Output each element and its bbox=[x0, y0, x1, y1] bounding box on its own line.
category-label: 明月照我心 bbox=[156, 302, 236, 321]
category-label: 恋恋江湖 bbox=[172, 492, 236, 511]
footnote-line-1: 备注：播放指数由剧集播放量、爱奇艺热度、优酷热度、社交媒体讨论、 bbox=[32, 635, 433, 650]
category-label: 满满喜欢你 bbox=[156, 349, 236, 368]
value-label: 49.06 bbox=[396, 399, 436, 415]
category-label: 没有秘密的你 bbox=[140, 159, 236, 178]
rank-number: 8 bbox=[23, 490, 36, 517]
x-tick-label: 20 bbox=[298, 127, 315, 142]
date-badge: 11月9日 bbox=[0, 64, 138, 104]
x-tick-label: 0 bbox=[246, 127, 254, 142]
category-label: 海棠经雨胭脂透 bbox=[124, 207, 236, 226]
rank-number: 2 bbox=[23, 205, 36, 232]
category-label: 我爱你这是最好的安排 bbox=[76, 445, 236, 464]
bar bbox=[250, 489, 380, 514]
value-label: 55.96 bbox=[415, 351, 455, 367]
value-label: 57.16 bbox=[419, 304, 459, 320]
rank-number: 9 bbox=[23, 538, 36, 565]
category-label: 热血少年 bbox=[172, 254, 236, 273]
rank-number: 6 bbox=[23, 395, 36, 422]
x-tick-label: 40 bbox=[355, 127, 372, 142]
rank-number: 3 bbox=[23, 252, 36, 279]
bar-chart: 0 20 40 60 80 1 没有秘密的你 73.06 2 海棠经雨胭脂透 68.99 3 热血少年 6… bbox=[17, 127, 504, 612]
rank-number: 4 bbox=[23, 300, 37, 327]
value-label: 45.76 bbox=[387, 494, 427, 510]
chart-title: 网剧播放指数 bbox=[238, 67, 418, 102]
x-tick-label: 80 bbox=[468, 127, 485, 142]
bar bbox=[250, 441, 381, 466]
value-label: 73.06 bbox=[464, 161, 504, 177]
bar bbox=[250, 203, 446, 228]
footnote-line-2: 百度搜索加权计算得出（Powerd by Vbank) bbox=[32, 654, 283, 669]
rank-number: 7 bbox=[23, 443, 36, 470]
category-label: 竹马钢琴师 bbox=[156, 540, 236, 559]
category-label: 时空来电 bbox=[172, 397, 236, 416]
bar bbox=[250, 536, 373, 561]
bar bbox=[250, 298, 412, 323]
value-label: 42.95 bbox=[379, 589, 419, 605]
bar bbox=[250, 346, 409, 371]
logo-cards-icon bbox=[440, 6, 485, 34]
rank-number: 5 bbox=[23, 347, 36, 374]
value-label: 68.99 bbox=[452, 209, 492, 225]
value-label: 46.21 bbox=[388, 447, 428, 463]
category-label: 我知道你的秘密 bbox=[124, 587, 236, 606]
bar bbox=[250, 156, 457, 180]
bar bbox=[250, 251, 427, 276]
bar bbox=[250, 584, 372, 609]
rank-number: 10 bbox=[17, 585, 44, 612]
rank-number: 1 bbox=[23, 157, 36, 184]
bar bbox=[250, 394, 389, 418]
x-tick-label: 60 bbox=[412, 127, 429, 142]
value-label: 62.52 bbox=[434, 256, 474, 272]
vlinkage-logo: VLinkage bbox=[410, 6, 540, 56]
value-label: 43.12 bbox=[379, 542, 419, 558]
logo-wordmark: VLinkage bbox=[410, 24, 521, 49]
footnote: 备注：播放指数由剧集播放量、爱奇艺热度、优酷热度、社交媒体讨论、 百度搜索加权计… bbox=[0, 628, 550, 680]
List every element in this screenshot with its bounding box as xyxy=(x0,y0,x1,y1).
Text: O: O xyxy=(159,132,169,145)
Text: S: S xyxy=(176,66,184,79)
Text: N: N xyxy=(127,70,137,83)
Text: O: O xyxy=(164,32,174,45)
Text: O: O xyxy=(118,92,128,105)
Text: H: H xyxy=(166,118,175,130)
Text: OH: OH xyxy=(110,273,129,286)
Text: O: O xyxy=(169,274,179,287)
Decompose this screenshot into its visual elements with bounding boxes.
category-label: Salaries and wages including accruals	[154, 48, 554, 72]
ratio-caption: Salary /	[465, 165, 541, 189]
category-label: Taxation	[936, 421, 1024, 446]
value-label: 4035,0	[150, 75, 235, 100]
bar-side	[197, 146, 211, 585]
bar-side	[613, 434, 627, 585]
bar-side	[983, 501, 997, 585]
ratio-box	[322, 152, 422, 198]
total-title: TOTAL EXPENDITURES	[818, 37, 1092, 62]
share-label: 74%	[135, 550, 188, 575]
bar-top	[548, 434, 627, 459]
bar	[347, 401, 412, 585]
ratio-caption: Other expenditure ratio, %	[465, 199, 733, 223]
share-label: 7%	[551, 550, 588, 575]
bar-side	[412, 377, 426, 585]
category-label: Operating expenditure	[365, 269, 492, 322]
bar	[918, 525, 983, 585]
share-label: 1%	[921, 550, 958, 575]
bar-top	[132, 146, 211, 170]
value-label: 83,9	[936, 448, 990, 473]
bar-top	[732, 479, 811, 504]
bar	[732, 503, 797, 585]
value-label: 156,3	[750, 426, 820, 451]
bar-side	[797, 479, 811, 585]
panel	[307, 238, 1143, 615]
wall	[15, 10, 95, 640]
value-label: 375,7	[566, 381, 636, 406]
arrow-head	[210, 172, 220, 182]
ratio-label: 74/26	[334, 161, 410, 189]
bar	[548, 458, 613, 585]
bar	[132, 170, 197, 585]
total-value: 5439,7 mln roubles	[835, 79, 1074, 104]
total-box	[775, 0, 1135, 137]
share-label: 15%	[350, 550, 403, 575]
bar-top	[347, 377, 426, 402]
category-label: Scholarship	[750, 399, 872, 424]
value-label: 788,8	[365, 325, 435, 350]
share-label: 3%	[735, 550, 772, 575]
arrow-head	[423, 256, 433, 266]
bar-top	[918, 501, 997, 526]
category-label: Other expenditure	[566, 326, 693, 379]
= = = =
Convert every line of the material above into a JSON list of strings, one string per line, and leave out any blank lines.

[
  "Output each element and its bbox=[x0, y0, x1, y1] bounding box on its own line.",
  "category-label: 明月照我心 bbox=[156, 302, 236, 321]",
  "category-label: 恋恋江湖 bbox=[172, 492, 236, 511]",
  "footnote-line-1: 备注：播放指数由剧集播放量、爱奇艺热度、优酷热度、社交媒体讨论、 bbox=[32, 635, 433, 650]",
  "category-label: 满满喜欢你 bbox=[156, 349, 236, 368]",
  "value-label: 49.06 bbox=[396, 399, 436, 415]",
  "category-label: 没有秘密的你 bbox=[140, 159, 236, 178]",
  "rank-number: 8 bbox=[23, 490, 36, 517]",
  "x-tick-label: 20 bbox=[298, 127, 315, 142]",
  "date-badge: 11月9日 bbox=[0, 64, 138, 104]",
  "x-tick-label: 0 bbox=[246, 127, 254, 142]",
  "category-label: 海棠经雨胭脂透 bbox=[124, 207, 236, 226]",
  "rank-number: 2 bbox=[23, 205, 36, 232]",
  "category-label: 我爱你这是最好的安排 bbox=[76, 445, 236, 464]",
  "bar bbox=[250, 489, 380, 514]",
  "value-label: 55.96 bbox=[415, 351, 455, 367]",
  "value-label: 57.16 bbox=[419, 304, 459, 320]",
  "rank-number: 9 bbox=[23, 538, 36, 565]",
  "category-label: 热血少年 bbox=[172, 254, 236, 273]",
  "rank-number: 6 bbox=[23, 395, 36, 422]",
  "x-tick-label: 40 bbox=[355, 127, 372, 142]",
  "rank-number: 3 bbox=[23, 252, 36, 279]",
  "bar-chart: 0 20 40 60 80 1 没有秘密的你 73.06 2 海棠经雨胭脂透 68.99 3 热血少年 6… bbox=[17, 127, 504, 612]",
  "rank-number: 4 bbox=[23, 300, 37, 327]",
  "value-label: 45.76 bbox=[387, 494, 427, 510]",
  "chart-title: 网剧播放指数 bbox=[238, 67, 418, 102]",
  "x-tick-label: 80 bbox=[468, 127, 485, 142]",
  "bar bbox=[250, 441, 381, 466]",
  "value-label: 73.06 bbox=[464, 161, 504, 177]",
  "bar bbox=[250, 203, 446, 228]",
  "footnote-line-2: 百度搜索加权计算得出（Powerd by Vbank) bbox=[32, 654, 283, 669]",
  "rank-number: 7 bbox=[23, 443, 36, 470]",
  "category-label: 竹马钢琴师 bbox=[156, 540, 236, 559]",
  "category-label: 时空来电 bbox=[172, 397, 236, 416]",
  "bar bbox=[250, 536, 373, 561]",
  "bar bbox=[250, 298, 412, 323]",
  "value-label: 42.95 bbox=[379, 589, 419, 605]",
  "bar bbox=[250, 346, 409, 371]",
  "logo-cards-icon bbox=[440, 6, 485, 34]",
  "rank-number: 5 bbox=[23, 347, 36, 374]",
  "value-label: 68.99 bbox=[452, 209, 492, 225]",
  "value-label: 46.21 bbox=[388, 447, 428, 463]",
  "category-label: 我知道你的秘密 bbox=[124, 587, 236, 606]",
  "bar bbox=[250, 156, 457, 180]",
  "bar bbox=[250, 251, 427, 276]",
  "bar bbox=[250, 584, 372, 609]",
  "rank-number: 10 bbox=[17, 585, 44, 612]",
  "rank-number: 1 bbox=[23, 157, 36, 184]",
  "bar bbox=[250, 394, 389, 418]",
  "x-tick-label: 60 bbox=[412, 127, 429, 142]",
  "value-label: 62.52 bbox=[434, 256, 474, 272]",
  "vlinkage-logo: VLinkage bbox=[410, 6, 540, 56]",
  "value-label: 43.12 bbox=[379, 542, 419, 558]",
  "logo-wordmark: VLinkage bbox=[410, 24, 521, 49]",
  "footnote: 备注：播放指数由剧集播放量、爱奇艺热度、优酷热度、社交媒体讨论、 百度搜索加权计… bbox=[0, 628, 550, 680]",
  "List every element in this screenshot with its bounding box as xyxy=(x0,y0,x1,y1).",
  "Text: O: O xyxy=(159,132,169,145)",
  "Text: S: S xyxy=(176,66,184,79)",
  "Text: N: N xyxy=(127,70,137,83)",
  "Text: O: O xyxy=(164,32,174,45)",
  "Text: O: O xyxy=(118,92,128,105)",
  "Text: H: H xyxy=(166,118,175,130)",
  "Text: OH: OH xyxy=(110,273,129,286)",
  "Text: O: O xyxy=(169,274,179,287)",
  "Decompose this screenshot into its visual elements with bounding boxes.",
  "category-label: Salaries and wages including accruals\t[154, 48, 554, 72]",
  "ratio-caption: Salary /\t[465, 165, 541, 189]",
  "category-label: Taxation\t[936, 421, 1024, 446]",
  "value-label: 4035,0\t[150, 75, 235, 100]",
  "bar-side\t[197, 146, 211, 585]",
  "bar-side\t[613, 434, 627, 585]",
  "bar-side\t[983, 501, 997, 585]",
  "ratio-box\t[322, 152, 422, 198]",
  "total-title: TOTAL EXPENDITURES\t[818, 37, 1092, 62]",
  "share-label: 74%\t[135, 550, 188, 575]",
  "bar-top\t[548, 434, 627, 459]",
  "bar\t[347, 401, 412, 585]",
  "ratio-caption: Other expenditure ratio, %\t[465, 199, 733, 223]",
  "share-label: 7%\t[551, 550, 588, 575]",
  "bar-side\t[412, 377, 426, 585]",
  "category-label: Operating expenditure\t[365, 269, 492, 322]",
  "bar\t[918, 525, 983, 585]",
  "share-label: 1%\t[921, 550, 958, 575]",
  "bar-top\t[132, 146, 211, 170]",
  "value-label: 83,9\t[936, 448, 990, 473]",
  "bar-top\t[732, 479, 811, 504]",
  "bar\t[732, 503, 797, 585]",
  "value-label: 156,3\t[750, 426, 820, 451]",
  "bar-side\t[797, 479, 811, 585]",
  "panel\t[307, 238, 1143, 615]",
  "wall\t[15, 10, 95, 640]",
  "value-label: 375,7\t[566, 381, 636, 406]",
  "arrow-head\t[210, 172, 220, 182]",
  "ratio-label: 74/26\t[334, 161, 410, 189]",
  "bar\t[548, 458, 613, 585]",
  "bar\t[132, 170, 197, 585]",
  "total-value: 5439,7 mln roubles\t[835, 79, 1074, 104]",
  "total-box\t[775, 0, 1135, 137]",
  "share-label: 15%\t[350, 550, 403, 575]",
  "bar-top\t[347, 377, 426, 402]",
  "category-label: Scholarship\t[750, 399, 872, 424]",
  "value-label: 788,8\t[365, 325, 435, 350]",
  "share-label: 3%\t[735, 550, 772, 575]",
  "arrow-head\t[423, 256, 433, 266]",
  "bar-top\t[918, 501, 997, 526]",
  "category-label: Other expenditure\t[566, 326, 693, 379]"
]